(Records excerpted from a collection)
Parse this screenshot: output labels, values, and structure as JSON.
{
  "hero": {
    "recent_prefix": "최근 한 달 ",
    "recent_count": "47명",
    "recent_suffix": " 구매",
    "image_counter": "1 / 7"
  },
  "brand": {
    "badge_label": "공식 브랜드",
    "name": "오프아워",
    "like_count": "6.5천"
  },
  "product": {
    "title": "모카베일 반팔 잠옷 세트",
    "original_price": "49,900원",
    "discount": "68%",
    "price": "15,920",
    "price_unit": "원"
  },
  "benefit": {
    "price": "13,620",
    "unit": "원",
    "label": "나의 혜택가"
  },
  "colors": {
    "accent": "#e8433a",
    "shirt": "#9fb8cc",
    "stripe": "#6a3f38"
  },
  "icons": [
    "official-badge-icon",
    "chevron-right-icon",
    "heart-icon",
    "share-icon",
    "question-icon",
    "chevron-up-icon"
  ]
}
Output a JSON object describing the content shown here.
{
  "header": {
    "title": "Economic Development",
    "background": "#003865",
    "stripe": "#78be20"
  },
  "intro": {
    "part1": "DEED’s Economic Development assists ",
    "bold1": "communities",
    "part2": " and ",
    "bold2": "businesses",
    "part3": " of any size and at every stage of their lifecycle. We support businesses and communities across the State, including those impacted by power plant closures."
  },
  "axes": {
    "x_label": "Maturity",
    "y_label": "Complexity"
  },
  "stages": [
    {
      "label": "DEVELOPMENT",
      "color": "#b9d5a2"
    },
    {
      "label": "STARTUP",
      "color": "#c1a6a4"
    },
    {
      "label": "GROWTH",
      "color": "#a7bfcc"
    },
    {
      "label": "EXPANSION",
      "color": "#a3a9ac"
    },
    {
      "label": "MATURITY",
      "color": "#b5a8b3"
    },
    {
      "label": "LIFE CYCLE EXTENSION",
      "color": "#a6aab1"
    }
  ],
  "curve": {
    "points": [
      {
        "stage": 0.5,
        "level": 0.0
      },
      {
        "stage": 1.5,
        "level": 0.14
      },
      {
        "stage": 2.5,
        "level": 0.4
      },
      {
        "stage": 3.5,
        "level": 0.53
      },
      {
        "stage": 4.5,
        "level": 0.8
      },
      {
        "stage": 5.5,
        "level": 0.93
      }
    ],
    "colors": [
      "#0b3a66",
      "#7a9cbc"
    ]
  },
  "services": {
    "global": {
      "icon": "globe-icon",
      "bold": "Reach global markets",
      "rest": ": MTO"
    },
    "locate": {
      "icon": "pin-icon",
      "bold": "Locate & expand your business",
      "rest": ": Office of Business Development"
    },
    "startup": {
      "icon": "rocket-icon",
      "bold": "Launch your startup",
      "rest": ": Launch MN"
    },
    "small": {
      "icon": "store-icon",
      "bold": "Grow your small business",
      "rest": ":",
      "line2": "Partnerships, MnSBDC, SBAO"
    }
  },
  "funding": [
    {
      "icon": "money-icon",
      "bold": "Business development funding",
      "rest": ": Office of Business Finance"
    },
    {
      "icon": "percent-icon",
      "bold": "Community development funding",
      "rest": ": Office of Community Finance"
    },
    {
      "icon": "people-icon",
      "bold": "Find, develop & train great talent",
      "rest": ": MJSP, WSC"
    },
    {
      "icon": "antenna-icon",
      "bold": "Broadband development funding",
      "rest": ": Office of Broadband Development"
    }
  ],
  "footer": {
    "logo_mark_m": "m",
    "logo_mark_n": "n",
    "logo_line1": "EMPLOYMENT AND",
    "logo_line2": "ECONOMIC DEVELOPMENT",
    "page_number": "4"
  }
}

WORK REQUIRED: Write out all records exactly, keeping every detail.

COMPLETE RESPONSE:
Parse this screenshot: output labels, values, and structure as JSON.
{
  "hero": {
    "recent_prefix": "최근 한 달 ",
    "recent_count": "47명",
    "recent_suffix": " 구매",
    "image_counter": "1 / 7"
  },
  "brand": {
    "badge_label": "공식 브랜드",
    "name": "오프아워",
    "like_count": "6.5천"
  },
  "product": {
    "title": "모카베일 반팔 잠옷 세트",
    "original_price": "49,900원",
    "discount": "68%",
    "price": "15,920",
    "price_unit": "원"
  },
  "benefit": {
    "price": "13,620",
    "unit": "원",
    "label": "나의 혜택가"
  },
  "colors": {
    "accent": "#e8433a",
    "shirt": "#9fb8cc",
    "stripe": "#6a3f38"
  },
  "icons": [
    "official-badge-icon",
    "chevron-right-icon",
    "heart-icon",
    "share-icon",
    "question-icon",
    "chevron-up-icon"
  ]
}
Output a JSON object describing the content shown here.
{
  "header": {
    "title": "Economic Development",
    "background": "#003865",
    "stripe": "#78be20"
  },
  "intro": {
    "part1": "DEED’s Economic Development assists ",
    "bold1": "communities",
    "part2": " and ",
    "bold2": "businesses",
    "part3": " of any size and at every stage of their lifecycle. We support businesses and communities across the State, including those impacted by power plant closures."
  },
  "axes": {
    "x_label": "Maturity",
    "y_label": "Complexity"
  },
  "stages": [
    {
      "label": "DEVELOPMENT",
      "color": "#b9d5a2"
    },
    {
      "label": "STARTUP",
      "color": "#c1a6a4"
    },
    {
      "label": "GROWTH",
      "color": "#a7bfcc"
    },
    {
      "label": "EXPANSION",
      "color": "#a3a9ac"
    },
    {
      "label": "MATURITY",
      "color": "#b5a8b3"
    },
    {
      "label": "LIFE CYCLE EXTENSION",
      "color": "#a6aab1"
    }
  ],
  "curve": {
    "points": [
      {
        "stage": 0.5,
        "level": 0.0
      },
      {
        "stage": 1.5,
        "level": 0.14
      },
      {
        "stage": 2.5,
        "level": 0.4
      },
      {
        "stage": 3.5,
        "level": 0.53
      },
      {
        "stage": 4.5,
        "level": 0.8
      },
      {
        "stage": 5.5,
        "level": 0.93
      }
    ],
    "colors": [
      "#0b3a66",
      "#7a9cbc"
    ]
  },
  "services": {
    "global": {
      "icon": "globe-icon",
      "bold": "Reach global markets",
      "rest": ": MTO"
    },
    "locate": {
      "icon": "pin-icon",
      "bold": "Locate & expand your business",
      "rest": ": Office of Business Development"
    },
    "startup": {
      "icon": "rocket-icon",
      "bold": "Launch your startup",
      "rest": ": Launch MN"
    },
    "small": {
      "icon": "store-icon",
      "bold": "Grow your small business",
      "rest": ":",
      "line2": "Partnerships, MnSBDC, SBAO"
    }
  },
  "funding": [
    {
      "icon": "money-icon",
      "bold": "Business development funding",
      "rest": ": Office of Business Finance"
    },
    {
      "icon": "percent-icon",
      "bold": "Community development funding",
      "rest": ": Office of Community Finance"
    },
    {
      "icon": "people-icon",
      "bold": "Find, develop & train great talent",
      "rest": ": MJSP, WSC"
    },
    {
      "icon": "antenna-icon",
      "bold": "Broadband development funding",
      "rest": ": Office of Broadband Development"
    }
  ],
  "footer": {
    "logo_mark_m": "m",
    "logo_mark_n": "n",
    "logo_line1": "EMPLOYMENT AND",
    "logo_line2": "ECONOMIC DEVELOPMENT",
    "page_number": "4"
  }
}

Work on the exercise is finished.